REQUIREMENT:
Look through the data below and report how many lines include "Distribution". Only the number should be given.

(Figure record listings)
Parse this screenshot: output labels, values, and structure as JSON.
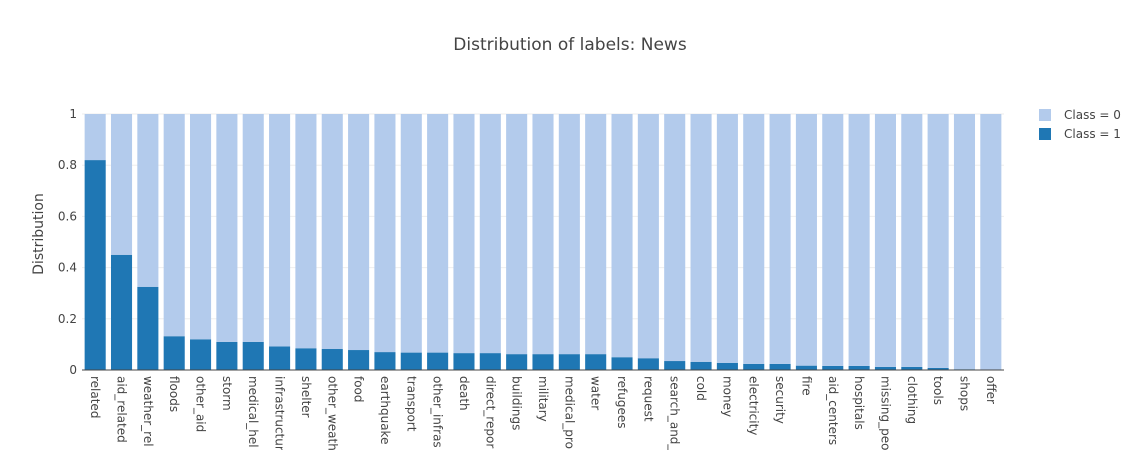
{
  "chart_data": {
    "type": "bar",
    "stacked": true,
    "title": "Distribution of labels: News",
    "xlabel": "",
    "ylabel": "Distribution",
    "ylim": [
      0,
      1
    ],
    "yticks": [
      "0",
      "0.2",
      "0.4",
      "0.6",
      "0.8",
      "1"
    ],
    "ytick_values": [
      0,
      0.2,
      0.4,
      0.6,
      0.8,
      1
    ],
    "grid": true,
    "legend_position": "top-right",
    "categories": [
      "related",
      "aid_related",
      "weather_rel",
      "floods",
      "other_aid",
      "storm",
      "medical_hel",
      "infrastructur",
      "shelter",
      "other_weath",
      "food",
      "earthquake",
      "transport",
      "other_infras",
      "death",
      "direct_repor",
      "buildings",
      "military",
      "medical_pro",
      "water",
      "refugees",
      "request",
      "search_and_",
      "cold",
      "money",
      "electricity",
      "security",
      "fire",
      "aid_centers",
      "hospitals",
      "missing_peo",
      "clothing",
      "tools",
      "shops",
      "offer"
    ],
    "series": [
      {
        "name": "Class = 0",
        "color": "#b3cbec",
        "values": [
          0.18,
          0.55,
          0.675,
          0.868,
          0.88,
          0.89,
          0.89,
          0.908,
          0.915,
          0.918,
          0.922,
          0.93,
          0.932,
          0.932,
          0.934,
          0.934,
          0.938,
          0.938,
          0.938,
          0.938,
          0.95,
          0.954,
          0.965,
          0.968,
          0.972,
          0.976,
          0.976,
          0.983,
          0.984,
          0.984,
          0.988,
          0.988,
          0.992,
          0.997,
          0.998
        ]
      },
      {
        "name": "Class = 1",
        "color": "#1f77b4",
        "values": [
          0.82,
          0.45,
          0.325,
          0.132,
          0.12,
          0.11,
          0.11,
          0.092,
          0.085,
          0.082,
          0.078,
          0.07,
          0.068,
          0.068,
          0.066,
          0.066,
          0.062,
          0.062,
          0.062,
          0.062,
          0.05,
          0.046,
          0.035,
          0.032,
          0.028,
          0.024,
          0.024,
          0.017,
          0.016,
          0.016,
          0.012,
          0.012,
          0.008,
          0.003,
          0.002
        ]
      }
    ]
  }
}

SOLUTION TO THIS EXERCISE:
2